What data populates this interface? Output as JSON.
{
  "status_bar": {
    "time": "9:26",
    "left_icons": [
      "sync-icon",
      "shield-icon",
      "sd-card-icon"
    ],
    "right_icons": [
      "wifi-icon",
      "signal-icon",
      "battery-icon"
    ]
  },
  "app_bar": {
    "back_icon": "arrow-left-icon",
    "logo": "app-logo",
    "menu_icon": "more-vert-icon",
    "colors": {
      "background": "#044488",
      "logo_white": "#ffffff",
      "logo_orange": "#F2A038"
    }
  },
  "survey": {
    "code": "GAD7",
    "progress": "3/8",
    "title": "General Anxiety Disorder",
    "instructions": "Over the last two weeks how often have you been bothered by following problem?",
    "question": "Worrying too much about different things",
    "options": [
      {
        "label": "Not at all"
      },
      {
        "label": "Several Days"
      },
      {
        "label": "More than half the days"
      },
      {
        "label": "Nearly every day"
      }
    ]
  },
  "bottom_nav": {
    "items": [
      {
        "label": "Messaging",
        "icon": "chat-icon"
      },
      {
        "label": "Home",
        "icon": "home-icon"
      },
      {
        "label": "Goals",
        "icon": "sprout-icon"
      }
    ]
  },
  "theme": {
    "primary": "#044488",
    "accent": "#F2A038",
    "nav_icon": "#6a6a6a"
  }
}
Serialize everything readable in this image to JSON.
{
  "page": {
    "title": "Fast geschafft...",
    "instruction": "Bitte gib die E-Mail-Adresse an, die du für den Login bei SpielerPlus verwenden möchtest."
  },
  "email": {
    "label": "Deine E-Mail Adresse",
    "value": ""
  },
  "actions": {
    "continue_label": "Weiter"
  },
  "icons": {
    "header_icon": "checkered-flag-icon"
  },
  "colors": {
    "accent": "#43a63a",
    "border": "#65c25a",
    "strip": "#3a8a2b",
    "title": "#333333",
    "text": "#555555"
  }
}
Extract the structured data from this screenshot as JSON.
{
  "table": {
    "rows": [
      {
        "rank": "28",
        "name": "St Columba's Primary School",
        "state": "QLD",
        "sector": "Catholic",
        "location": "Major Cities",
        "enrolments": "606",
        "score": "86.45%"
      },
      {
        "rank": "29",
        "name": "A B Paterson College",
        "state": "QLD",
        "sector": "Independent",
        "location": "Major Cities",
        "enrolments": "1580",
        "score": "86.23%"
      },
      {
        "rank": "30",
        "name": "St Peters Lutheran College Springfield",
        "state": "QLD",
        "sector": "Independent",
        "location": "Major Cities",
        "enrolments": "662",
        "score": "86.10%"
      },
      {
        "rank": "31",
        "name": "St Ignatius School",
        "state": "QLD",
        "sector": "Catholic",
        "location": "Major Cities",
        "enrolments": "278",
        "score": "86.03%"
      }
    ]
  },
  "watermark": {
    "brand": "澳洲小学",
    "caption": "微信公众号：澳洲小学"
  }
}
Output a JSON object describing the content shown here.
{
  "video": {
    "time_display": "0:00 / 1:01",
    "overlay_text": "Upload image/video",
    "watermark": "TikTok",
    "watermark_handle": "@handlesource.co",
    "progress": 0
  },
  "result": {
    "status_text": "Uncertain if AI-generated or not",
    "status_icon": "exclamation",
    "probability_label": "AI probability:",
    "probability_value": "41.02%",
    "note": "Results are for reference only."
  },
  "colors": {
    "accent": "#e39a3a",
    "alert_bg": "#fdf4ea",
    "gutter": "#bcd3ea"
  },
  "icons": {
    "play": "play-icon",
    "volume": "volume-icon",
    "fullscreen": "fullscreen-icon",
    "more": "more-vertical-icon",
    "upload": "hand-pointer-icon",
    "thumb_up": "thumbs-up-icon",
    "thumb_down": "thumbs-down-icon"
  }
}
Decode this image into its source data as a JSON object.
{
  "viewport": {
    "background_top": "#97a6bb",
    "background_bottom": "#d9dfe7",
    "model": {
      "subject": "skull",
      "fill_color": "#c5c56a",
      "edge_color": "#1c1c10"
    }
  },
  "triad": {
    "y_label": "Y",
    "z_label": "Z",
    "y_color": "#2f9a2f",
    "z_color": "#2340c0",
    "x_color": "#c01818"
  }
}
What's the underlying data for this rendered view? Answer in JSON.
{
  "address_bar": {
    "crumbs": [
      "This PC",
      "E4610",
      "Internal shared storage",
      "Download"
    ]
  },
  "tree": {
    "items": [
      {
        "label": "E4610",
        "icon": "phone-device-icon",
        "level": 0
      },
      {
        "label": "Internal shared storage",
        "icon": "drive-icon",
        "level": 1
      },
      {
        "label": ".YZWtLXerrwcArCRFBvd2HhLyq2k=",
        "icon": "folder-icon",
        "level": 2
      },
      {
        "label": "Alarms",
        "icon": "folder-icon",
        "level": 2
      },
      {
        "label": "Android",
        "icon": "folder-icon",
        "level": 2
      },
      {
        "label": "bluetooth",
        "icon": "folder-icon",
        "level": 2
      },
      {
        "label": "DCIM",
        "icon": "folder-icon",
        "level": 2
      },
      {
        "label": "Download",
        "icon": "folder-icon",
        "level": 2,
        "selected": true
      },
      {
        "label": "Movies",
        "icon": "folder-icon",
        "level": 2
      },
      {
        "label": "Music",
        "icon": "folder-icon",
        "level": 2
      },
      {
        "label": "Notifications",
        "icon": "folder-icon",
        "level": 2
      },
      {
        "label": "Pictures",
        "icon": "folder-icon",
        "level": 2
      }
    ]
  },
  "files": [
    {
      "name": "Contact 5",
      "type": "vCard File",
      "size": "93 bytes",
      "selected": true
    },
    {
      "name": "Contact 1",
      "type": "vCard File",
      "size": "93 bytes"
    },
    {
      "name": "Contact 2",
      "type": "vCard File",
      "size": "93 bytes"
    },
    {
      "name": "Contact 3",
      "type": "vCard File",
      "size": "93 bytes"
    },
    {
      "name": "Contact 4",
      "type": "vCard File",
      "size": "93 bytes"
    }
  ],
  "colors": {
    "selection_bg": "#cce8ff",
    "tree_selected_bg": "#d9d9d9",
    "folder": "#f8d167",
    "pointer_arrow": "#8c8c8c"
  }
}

◆ ◆ ◆ ◆ ◆

▶ Challenge
Extract from the data every line where "thumbs" shows up.

▶ Output below
    "thumb_up": "thumbs-up-icon",
    "thumb_down": "thumbs-down-icon"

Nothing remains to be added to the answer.